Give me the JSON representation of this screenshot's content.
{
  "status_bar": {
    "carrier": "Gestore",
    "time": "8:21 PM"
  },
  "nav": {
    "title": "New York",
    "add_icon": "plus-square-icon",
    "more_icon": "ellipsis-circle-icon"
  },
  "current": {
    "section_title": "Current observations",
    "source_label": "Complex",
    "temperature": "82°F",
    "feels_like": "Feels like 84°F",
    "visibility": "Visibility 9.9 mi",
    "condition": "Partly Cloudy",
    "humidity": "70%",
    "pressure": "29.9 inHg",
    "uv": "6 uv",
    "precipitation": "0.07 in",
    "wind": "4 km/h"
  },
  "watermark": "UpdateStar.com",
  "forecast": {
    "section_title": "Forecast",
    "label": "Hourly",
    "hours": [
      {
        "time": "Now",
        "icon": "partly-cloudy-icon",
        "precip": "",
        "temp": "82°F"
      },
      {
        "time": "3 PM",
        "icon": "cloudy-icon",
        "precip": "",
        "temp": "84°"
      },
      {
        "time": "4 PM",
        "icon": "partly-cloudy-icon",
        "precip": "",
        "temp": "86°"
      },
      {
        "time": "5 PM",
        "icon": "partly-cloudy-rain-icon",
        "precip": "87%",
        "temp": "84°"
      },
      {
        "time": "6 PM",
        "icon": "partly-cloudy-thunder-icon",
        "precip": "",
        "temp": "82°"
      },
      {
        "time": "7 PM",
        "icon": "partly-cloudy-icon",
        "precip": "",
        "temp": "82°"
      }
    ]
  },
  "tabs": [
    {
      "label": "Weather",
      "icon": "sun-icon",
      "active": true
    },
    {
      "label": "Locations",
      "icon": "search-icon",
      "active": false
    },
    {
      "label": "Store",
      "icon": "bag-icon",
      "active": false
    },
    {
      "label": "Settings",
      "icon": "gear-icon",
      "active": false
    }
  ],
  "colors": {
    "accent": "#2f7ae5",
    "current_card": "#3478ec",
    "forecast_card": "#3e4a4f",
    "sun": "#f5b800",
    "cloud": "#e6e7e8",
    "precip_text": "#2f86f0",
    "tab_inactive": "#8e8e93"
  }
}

:::::

Goal: Tally every line of the listing that holds the string "icon", then give the number by itself.

Answer below: 12